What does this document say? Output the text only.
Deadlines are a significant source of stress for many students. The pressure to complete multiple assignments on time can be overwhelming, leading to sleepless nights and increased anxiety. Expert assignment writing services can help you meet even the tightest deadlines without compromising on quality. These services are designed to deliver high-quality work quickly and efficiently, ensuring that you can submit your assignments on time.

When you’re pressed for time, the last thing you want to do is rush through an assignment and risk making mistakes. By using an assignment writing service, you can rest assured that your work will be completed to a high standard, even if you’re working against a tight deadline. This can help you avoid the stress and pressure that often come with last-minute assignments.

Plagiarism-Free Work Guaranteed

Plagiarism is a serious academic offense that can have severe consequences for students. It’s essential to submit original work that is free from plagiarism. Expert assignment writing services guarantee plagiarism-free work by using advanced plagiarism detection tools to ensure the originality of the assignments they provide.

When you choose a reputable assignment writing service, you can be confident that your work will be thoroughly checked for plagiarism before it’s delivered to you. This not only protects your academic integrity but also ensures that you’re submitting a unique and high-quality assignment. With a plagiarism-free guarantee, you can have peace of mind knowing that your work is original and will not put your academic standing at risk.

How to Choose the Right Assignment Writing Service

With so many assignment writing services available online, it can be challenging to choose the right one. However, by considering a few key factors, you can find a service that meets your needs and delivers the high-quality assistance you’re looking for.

----------

### Description of the task
Isolate each line of the listing above that includes "will". Copy it.

### Complete answer
When you’re pressed for time, the last thing you want to do is rush through an assignment and risk making mistakes. By using an assignment writing service, you can rest assured that your work will be completed to a high standard, even if you’re working against a tight deadline. This can help you avoid the stress and pressure that often come with last-minute assignments.
When you choose a reputable assignment writing service, you can be confident that your work will be thoroughly checked for plagiarism before it’s delivered to you. This not only protects your academic integrity but also ensures that you’re submitting a unique and high-quality assignment. With a plagiarism-free guarantee, you can have peace of mind knowing that your work is original and will not put your academic standing at risk.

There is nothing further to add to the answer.